#### [Your goal]
Each entry below is to be printed verbatim.
___ Provided information ___
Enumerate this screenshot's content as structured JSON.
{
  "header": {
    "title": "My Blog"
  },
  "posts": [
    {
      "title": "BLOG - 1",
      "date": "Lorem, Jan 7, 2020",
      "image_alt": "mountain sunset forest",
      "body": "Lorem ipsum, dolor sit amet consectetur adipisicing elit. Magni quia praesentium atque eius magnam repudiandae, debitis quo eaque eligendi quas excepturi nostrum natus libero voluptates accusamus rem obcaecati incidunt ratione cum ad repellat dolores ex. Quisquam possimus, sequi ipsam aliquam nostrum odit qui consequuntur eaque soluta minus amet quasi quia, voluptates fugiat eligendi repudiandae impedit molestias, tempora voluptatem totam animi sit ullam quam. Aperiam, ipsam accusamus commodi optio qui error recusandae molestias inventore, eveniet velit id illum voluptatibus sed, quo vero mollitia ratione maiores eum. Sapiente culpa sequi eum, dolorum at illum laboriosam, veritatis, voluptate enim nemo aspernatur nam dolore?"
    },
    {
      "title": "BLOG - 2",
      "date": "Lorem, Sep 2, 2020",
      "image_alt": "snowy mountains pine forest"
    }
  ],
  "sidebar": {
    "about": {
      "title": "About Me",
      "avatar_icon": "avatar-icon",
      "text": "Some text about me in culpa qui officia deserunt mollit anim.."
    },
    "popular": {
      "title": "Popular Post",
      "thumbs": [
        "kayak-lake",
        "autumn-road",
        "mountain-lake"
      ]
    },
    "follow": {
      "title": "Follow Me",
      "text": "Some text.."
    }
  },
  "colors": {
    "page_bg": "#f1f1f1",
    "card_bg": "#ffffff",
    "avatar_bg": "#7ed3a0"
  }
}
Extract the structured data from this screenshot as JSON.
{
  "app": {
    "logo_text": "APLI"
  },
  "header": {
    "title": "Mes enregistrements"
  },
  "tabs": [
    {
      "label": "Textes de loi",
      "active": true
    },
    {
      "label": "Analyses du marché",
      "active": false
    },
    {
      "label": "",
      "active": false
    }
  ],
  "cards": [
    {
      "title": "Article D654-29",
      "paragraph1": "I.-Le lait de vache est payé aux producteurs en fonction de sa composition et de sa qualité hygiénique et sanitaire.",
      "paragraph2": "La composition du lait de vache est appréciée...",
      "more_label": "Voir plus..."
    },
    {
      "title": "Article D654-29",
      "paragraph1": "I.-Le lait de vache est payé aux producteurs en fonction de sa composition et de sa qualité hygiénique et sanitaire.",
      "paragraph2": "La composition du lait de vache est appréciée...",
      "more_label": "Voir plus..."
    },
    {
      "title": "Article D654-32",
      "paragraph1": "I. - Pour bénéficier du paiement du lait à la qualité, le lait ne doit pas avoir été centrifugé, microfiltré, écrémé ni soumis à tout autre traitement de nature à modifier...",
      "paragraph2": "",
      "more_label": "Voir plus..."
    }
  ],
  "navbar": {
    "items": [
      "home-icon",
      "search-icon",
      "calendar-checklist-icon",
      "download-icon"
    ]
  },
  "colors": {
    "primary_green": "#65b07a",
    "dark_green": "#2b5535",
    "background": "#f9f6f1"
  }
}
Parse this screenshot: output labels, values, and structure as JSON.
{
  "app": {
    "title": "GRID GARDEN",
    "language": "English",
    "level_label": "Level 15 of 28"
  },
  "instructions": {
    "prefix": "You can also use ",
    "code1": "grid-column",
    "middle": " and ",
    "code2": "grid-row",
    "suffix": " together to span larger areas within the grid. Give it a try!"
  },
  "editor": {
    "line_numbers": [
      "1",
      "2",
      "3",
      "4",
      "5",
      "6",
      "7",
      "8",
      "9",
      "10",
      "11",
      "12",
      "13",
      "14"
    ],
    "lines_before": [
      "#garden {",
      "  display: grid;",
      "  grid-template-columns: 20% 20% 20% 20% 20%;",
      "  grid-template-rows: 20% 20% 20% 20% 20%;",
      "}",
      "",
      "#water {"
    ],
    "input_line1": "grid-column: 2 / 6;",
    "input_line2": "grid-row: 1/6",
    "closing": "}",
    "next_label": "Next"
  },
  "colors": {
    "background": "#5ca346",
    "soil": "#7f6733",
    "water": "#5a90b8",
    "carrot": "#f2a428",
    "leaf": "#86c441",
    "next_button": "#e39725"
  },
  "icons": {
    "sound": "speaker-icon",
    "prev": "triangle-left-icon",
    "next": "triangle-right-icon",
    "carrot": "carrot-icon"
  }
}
___
#### [Right answer]
Enumerate this screenshot's content as structured JSON.
{
  "header": {
    "title": "My Blog"
  },
  "posts": [
    {
      "title": "BLOG - 1",
      "date": "Lorem, Jan 7, 2020",
      "image_alt": "mountain sunset forest",
      "body": "Lorem ipsum, dolor sit amet consectetur adipisicing elit. Magni quia praesentium atque eius magnam repudiandae, debitis quo eaque eligendi quas excepturi nostrum natus libero voluptates accusamus rem obcaecati incidunt ratione cum ad repellat dolores ex. Quisquam possimus, sequi ipsam aliquam nostrum odit qui consequuntur eaque soluta minus amet quasi quia, voluptates fugiat eligendi repudiandae impedit molestias, tempora voluptatem totam animi sit ullam quam. Aperiam, ipsam accusamus commodi optio qui error recusandae molestias inventore, eveniet velit id illum voluptatibus sed, quo vero mollitia ratione maiores eum. Sapiente culpa sequi eum, dolorum at illum laboriosam, veritatis, voluptate enim nemo aspernatur nam dolore?"
    },
    {
      "title": "BLOG - 2",
      "date": "Lorem, Sep 2, 2020",
      "image_alt": "snowy mountains pine forest"
    }
  ],
  "sidebar": {
    "about": {
      "title": "About Me",
      "avatar_icon": "avatar-icon",
      "text": "Some text about me in culpa qui officia deserunt mollit anim.."
    },
    "popular": {
      "title": "Popular Post",
      "thumbs": [
        "kayak-lake",
        "autumn-road",
        "mountain-lake"
      ]
    },
    "follow": {
      "title": "Follow Me",
      "text": "Some text.."
    }
  },
  "colors": {
    "page_bg": "#f1f1f1",
    "card_bg": "#ffffff",
    "avatar_bg": "#7ed3a0"
  }
}
Extract the structured data from this screenshot as JSON.
{
  "app": {
    "logo_text": "APLI"
  },
  "header": {
    "title": "Mes enregistrements"
  },
  "tabs": [
    {
      "label": "Textes de loi",
      "active": true
    },
    {
      "label": "Analyses du marché",
      "active": false
    },
    {
      "label": "",
      "active": false
    }
  ],
  "cards": [
    {
      "title": "Article D654-29",
      "paragraph1": "I.-Le lait de vache est payé aux producteurs en fonction de sa composition et de sa qualité hygiénique et sanitaire.",
      "paragraph2": "La composition du lait de vache est appréciée...",
      "more_label": "Voir plus..."
    },
    {
      "title": "Article D654-29",
      "paragraph1": "I.-Le lait de vache est payé aux producteurs en fonction de sa composition et de sa qualité hygiénique et sanitaire.",
      "paragraph2": "La composition du lait de vache est appréciée...",
      "more_label": "Voir plus..."
    },
    {
      "title": "Article D654-32",
      "paragraph1": "I. - Pour bénéficier du paiement du lait à la qualité, le lait ne doit pas avoir été centrifugé, microfiltré, écrémé ni soumis à tout autre traitement de nature à modifier...",
      "paragraph2": "",
      "more_label": "Voir plus..."
    }
  ],
  "navbar": {
    "items": [
      "home-icon",
      "search-icon",
      "calendar-checklist-icon",
      "download-icon"
    ]
  },
  "colors": {
    "primary_green": "#65b07a",
    "dark_green": "#2b5535",
    "background": "#f9f6f1"
  }
}
Parse this screenshot: output labels, values, and structure as JSON.
{
  "app": {
    "title": "GRID GARDEN",
    "language": "English",
    "level_label": "Level 15 of 28"
  },
  "instructions": {
    "prefix": "You can also use ",
    "code1": "grid-column",
    "middle": " and ",
    "code2": "grid-row",
    "suffix": " together to span larger areas within the grid. Give it a try!"
  },
  "editor": {
    "line_numbers": [
      "1",
      "2",
      "3",
      "4",
      "5",
      "6",
      "7",
      "8",
      "9",
      "10",
      "11",
      "12",
      "13",
      "14"
    ],
    "lines_before": [
      "#garden {",
      "  display: grid;",
      "  grid-template-columns: 20% 20% 20% 20% 20%;",
      "  grid-template-rows: 20% 20% 20% 20% 20%;",
      "}",
      "",
      "#water {"
    ],
    "input_line1": "grid-column: 2 / 6;",
    "input_line2": "grid-row: 1/6",
    "closing": "}",
    "next_label": "Next"
  },
  "colors": {
    "background": "#5ca346",
    "soil": "#7f6733",
    "water": "#5a90b8",
    "carrot": "#f2a428",
    "leaf": "#86c441",
    "next_button": "#e39725"
  },
  "icons": {
    "sound": "speaker-icon",
    "prev": "triangle-left-icon",
    "next": "triangle-right-icon",
    "carrot": "carrot-icon"
  }
}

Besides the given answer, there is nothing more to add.